What you are asked to do: Extract each line of the material that follows exactly and omit its pictures.

Records from a data source:
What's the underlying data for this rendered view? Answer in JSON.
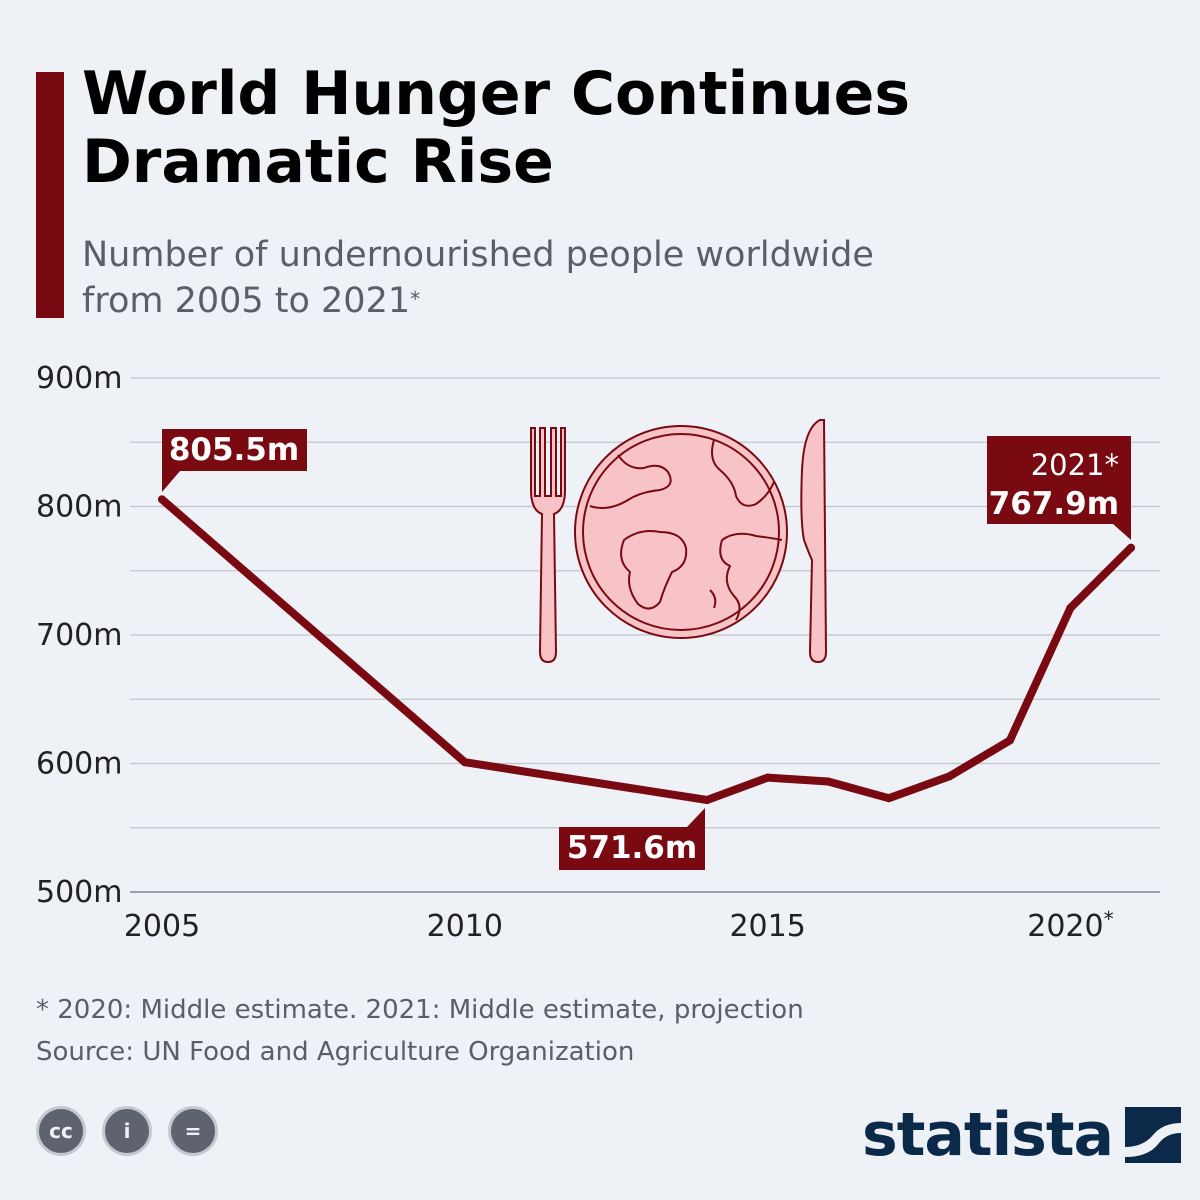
{
  "header": {
    "title_line1": "World Hunger Continues",
    "title_line2": "Dramatic Rise",
    "subtitle_line1": "Number of undernourished people worldwide",
    "subtitle_line2": "from 2005 to 2021",
    "subtitle_mark": "*"
  },
  "colors": {
    "accent": "#7a0a12",
    "grid": "#c2c6cc",
    "text": "#000000",
    "muted": "#5a5f66",
    "plate_fill": "#f8c3c7",
    "plate_stroke": "#7a0a12",
    "brand": "#0b2a4a"
  },
  "chart_data": {
    "type": "line",
    "x": [
      2005,
      2010,
      2014,
      2015,
      2016,
      2017,
      2018,
      2019,
      2020,
      2021
    ],
    "series": [
      {
        "values": [
          805.5,
          601.0,
          571.6,
          589.0,
          586.0,
          573.0,
          590.0,
          618.0,
          721.0,
          767.9
        ]
      }
    ],
    "xlim": [
      2005,
      2021
    ],
    "ylim": [
      500,
      900
    ],
    "y_ticks": [
      500,
      600,
      700,
      800,
      900
    ],
    "y_tick_labels": [
      "500m",
      "600m",
      "700m",
      "800m",
      "900m"
    ],
    "x_ticks": [
      2005,
      2010,
      2015,
      2020
    ],
    "x_tick_labels": [
      "2005",
      "2010",
      "2015",
      "2020*"
    ],
    "grid": true,
    "annotations": [
      {
        "x": 2005,
        "y": 805.5,
        "text": "805.5m"
      },
      {
        "x": 2014,
        "y": 571.6,
        "text": "571.6m"
      },
      {
        "x": 2021,
        "y": 767.9,
        "text": "767.9m",
        "label": "2021*"
      }
    ],
    "illustration": "plate-with-globe-fork-and-knife"
  },
  "footer": {
    "footnote": "* 2020: Middle estimate. 2021: Middle estimate, projection",
    "source": "Source: UN Food and Agriculture Organization",
    "license_icons": [
      "creative-commons-icon",
      "attribution-icon",
      "no-derivatives-icon"
    ],
    "license_glyphs": [
      "cc",
      "i",
      "="
    ],
    "brand": "statista"
  }
}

Correct result:
What's the underlying data for this rendered view? Answer in JSON.
{
  "header": {
    "title_line1": "World Hunger Continues",
    "title_line2": "Dramatic Rise",
    "subtitle_line1": "Number of undernourished people worldwide",
    "subtitle_line2": "from 2005 to 2021",
    "subtitle_mark": "*"
  },
  "colors": {
    "accent": "#7a0a12",
    "grid": "#c2c6cc",
    "text": "#000000",
    "muted": "#5a5f66",
    "plate_fill": "#f8c3c7",
    "plate_stroke": "#7a0a12",
    "brand": "#0b2a4a"
  },
  "chart_data": {
    "type": "line",
    "x": [
      2005,
      2010,
      2014,
      2015,
      2016,
      2017,
      2018,
      2019,
      2020,
      2021
    ],
    "series": [
      {
        "values": [
          805.5,
          601.0,
          571.6,
          589.0,
          586.0,
          573.0,
          590.0,
          618.0,
          721.0,
          767.9
        ]
      }
    ],
    "xlim": [
      2005,
      2021
    ],
    "ylim": [
      500,
      900
    ],
    "y_ticks": [
      500,
      600,
      700,
      800,
      900
    ],
    "y_tick_labels": [
      "500m",
      "600m",
      "700m",
      "800m",
      "900m"
    ],
    "x_ticks": [
      2005,
      2010,
      2015,
      2020
    ],
    "x_tick_labels": [
      "2005",
      "2010",
      "2015",
      "2020*"
    ],
    "grid": true,
    "annotations": [
      {
        "x": 2005,
        "y": 805.5,
        "text": "805.5m"
      },
      {
        "x": 2014,
        "y": 571.6,
        "text": "571.6m"
      },
      {
        "x": 2021,
        "y": 767.9,
        "text": "767.9m",
        "label": "2021*"
      }
    ],
    "illustration": "plate-with-globe-fork-and-knife"
  },
  "footer": {
    "footnote": "* 2020: Middle estimate. 2021: Middle estimate, projection",
    "source": "Source: UN Food and Agriculture Organization",
    "license_icons": [
      "creative-commons-icon",
      "attribution-icon",
      "no-derivatives-icon"
    ],
    "license_glyphs": [
      "cc",
      "i",
      "="
    ],
    "brand": "statista"
  }
}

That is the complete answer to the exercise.